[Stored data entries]
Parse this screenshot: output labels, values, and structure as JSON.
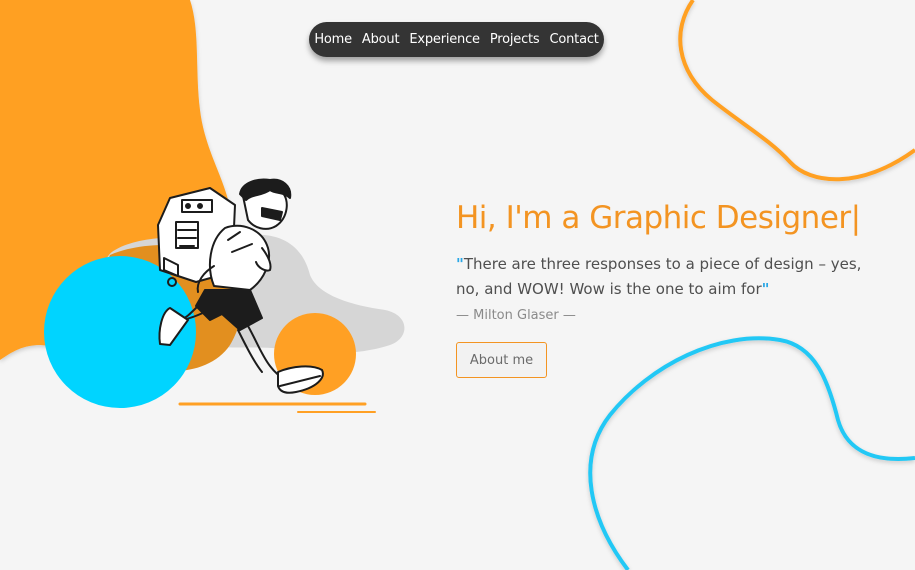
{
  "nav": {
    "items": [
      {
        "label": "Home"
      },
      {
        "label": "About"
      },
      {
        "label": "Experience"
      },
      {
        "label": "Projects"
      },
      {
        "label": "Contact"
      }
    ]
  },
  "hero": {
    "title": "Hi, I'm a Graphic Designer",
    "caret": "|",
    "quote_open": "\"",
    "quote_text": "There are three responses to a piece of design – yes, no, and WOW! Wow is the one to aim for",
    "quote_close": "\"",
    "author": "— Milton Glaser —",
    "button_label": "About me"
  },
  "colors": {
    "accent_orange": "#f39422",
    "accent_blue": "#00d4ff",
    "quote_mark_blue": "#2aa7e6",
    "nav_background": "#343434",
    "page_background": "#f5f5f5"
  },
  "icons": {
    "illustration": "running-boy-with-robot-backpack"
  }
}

● GIVEN EXERCISE
The records above are to be restated exactly, without their pictures.

● CORRECT RESULT
Parse this screenshot: output labels, values, and structure as JSON.
{
  "nav": {
    "items": [
      {
        "label": "Home"
      },
      {
        "label": "About"
      },
      {
        "label": "Experience"
      },
      {
        "label": "Projects"
      },
      {
        "label": "Contact"
      }
    ]
  },
  "hero": {
    "title": "Hi, I'm a Graphic Designer",
    "caret": "|",
    "quote_open": "\"",
    "quote_text": "There are three responses to a piece of design – yes, no, and WOW! Wow is the one to aim for",
    "quote_close": "\"",
    "author": "— Milton Glaser —",
    "button_label": "About me"
  },
  "colors": {
    "accent_orange": "#f39422",
    "accent_blue": "#00d4ff",
    "quote_mark_blue": "#2aa7e6",
    "nav_background": "#343434",
    "page_background": "#f5f5f5"
  },
  "icons": {
    "illustration": "running-boy-with-robot-backpack"
  }
}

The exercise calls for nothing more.